# Exercise details
Locate each line with the string "this" in the listing below and copy it.

# Source records
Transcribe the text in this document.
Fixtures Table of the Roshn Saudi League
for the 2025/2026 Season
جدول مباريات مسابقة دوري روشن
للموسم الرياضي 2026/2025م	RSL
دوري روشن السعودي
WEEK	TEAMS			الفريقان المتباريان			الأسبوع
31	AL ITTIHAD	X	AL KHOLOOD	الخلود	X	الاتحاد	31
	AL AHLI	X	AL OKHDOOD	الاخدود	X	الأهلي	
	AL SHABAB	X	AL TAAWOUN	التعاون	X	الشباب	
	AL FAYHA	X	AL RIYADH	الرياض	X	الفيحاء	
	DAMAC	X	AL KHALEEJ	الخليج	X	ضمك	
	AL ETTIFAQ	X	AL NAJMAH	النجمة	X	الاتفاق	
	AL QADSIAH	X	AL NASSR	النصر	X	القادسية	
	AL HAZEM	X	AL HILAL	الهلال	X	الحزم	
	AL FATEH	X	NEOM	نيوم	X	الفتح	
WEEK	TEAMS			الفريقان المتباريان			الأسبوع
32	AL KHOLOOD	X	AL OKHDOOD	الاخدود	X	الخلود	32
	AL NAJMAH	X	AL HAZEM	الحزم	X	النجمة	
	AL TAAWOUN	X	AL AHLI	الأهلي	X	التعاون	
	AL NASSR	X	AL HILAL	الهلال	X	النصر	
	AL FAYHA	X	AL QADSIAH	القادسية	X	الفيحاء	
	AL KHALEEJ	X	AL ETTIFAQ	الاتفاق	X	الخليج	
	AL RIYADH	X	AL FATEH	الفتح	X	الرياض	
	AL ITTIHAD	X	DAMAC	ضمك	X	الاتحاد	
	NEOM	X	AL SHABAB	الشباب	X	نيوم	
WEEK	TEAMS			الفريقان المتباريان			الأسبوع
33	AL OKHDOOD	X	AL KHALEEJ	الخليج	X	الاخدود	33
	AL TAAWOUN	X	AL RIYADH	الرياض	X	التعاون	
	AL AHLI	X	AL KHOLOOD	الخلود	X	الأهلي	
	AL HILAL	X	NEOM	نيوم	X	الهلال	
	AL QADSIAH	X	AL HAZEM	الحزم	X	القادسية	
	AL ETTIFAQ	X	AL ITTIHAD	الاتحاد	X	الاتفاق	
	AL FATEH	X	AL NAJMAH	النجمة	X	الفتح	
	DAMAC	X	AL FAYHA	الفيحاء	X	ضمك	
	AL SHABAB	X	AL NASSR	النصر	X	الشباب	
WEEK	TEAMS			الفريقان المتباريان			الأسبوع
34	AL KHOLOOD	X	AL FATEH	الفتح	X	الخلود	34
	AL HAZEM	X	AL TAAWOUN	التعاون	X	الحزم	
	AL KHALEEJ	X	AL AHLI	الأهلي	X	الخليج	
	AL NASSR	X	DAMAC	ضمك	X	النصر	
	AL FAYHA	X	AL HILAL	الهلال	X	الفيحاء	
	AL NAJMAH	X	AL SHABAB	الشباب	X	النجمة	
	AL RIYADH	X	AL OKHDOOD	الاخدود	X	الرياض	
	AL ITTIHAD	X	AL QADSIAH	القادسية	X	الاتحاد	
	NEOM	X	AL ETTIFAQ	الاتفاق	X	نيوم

--

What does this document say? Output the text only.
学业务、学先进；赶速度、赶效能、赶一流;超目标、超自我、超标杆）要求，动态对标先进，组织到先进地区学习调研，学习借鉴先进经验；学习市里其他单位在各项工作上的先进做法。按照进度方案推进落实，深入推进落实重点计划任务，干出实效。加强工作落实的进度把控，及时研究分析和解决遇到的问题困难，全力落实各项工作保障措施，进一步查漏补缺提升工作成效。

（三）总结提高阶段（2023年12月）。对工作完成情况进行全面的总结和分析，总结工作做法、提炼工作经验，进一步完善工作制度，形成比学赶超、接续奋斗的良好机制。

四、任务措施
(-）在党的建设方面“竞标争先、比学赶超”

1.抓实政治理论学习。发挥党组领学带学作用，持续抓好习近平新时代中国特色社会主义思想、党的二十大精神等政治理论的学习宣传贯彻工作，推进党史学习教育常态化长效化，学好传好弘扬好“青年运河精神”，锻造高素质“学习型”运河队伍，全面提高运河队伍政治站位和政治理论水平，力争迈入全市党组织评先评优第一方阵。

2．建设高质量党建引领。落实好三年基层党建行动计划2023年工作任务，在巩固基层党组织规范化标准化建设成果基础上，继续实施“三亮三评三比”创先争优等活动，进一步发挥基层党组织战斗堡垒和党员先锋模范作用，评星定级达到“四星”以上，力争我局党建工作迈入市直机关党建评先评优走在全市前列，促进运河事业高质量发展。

# Full response
Transcribe the text in this document.
What does this document say? Output the text only.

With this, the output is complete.